_TASK BRIEF_
Repeat the records below exactly.

--- start of EXTRACTED ENTRIES ---

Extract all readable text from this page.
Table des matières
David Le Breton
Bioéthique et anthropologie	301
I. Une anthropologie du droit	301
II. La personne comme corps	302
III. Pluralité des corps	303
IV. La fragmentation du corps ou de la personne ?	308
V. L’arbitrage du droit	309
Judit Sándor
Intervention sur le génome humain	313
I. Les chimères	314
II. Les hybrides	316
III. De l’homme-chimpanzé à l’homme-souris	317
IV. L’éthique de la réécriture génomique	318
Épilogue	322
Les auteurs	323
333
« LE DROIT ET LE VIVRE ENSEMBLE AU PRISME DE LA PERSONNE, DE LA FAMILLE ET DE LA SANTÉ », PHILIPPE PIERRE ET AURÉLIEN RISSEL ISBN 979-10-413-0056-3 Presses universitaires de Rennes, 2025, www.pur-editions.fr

--- end of EXTRACTED ENTRIES ---

_OUTPUT_
Extract all readable text from this page.
Table des matières
David Le Breton
Bioéthique et anthropologie	301
I. Une anthropologie du droit	301
II. La personne comme corps	302
III. Pluralité des corps	303
IV. La fragmentation du corps ou de la personne ?	308
V. L’arbitrage du droit	309
Judit Sándor
Intervention sur le génome humain	313
I. Les chimères	314
II. Les hybrides	316
III. De l’homme-chimpanzé à l’homme-souris	317
IV. L’éthique de la réécriture génomique	318
Épilogue	322
Les auteurs	323
333
« LE DROIT ET LE VIVRE ENSEMBLE AU PRISME DE LA PERSONNE, DE LA FAMILLE ET DE LA SANTÉ », PHILIPPE PIERRE ET AURÉLIEN RISSEL ISBN 979-10-413-0056-3 Presses universitaires de Rennes, 2025, www.pur-editions.fr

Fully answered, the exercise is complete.